GIVEN PROBLEM: Where does the string "IDENTIFICAÇÃO" appear in the records? Copy every line that contains it.
* begin RECORD SET *
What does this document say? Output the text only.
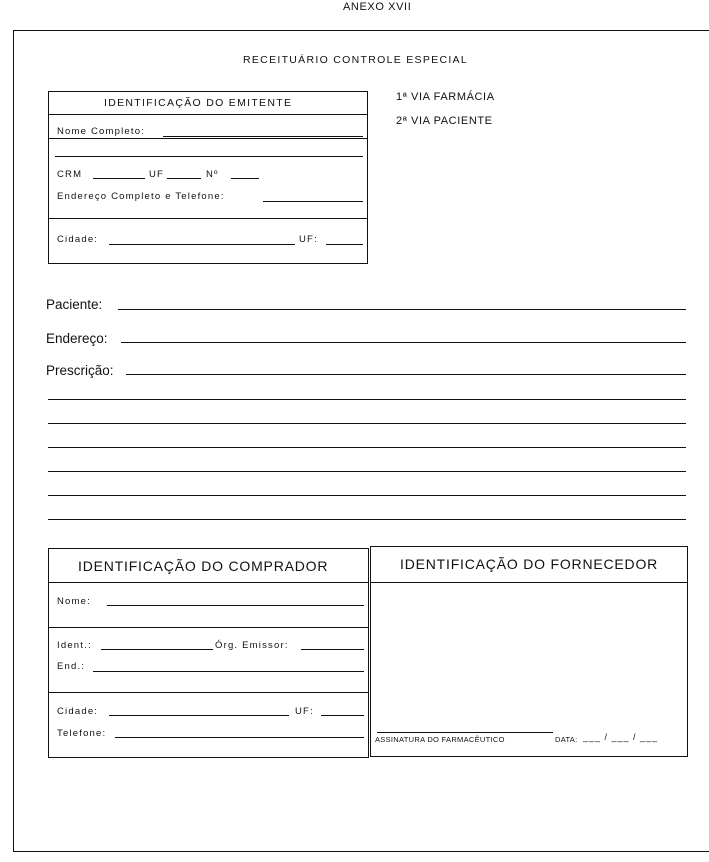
ANEXO XVII
RECEITUÁRIO CONTROLE ESPECIAL
IDENTIFICAÇÃO DO EMITENTE
Nome Completo:
CRM	UF	Nº
Endereço Completo e Telefone:
Cidade:	UF:
1ª VIA FARMÁCIA
2ª VIA PACIENTE
Paciente:
Endereço:
Prescrição:
IDENTIFICAÇÃO DO COMPRADOR
Nome:
Ident.:	Órg. Emissor:
End.:
Cidade:	UF:
Telefone:
IDENTIFICAÇÃO DO FORNECEDOR
ASSINATURA DO FARMACÊUTICO	DATA: ___ / ___ / ___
* end RECORD SET *
EXERCISE RESPONSE:
IDENTIFICAÇÃO DO EMITENTE
IDENTIFICAÇÃO DO COMPRADOR
IDENTIFICAÇÃO DO FORNECEDOR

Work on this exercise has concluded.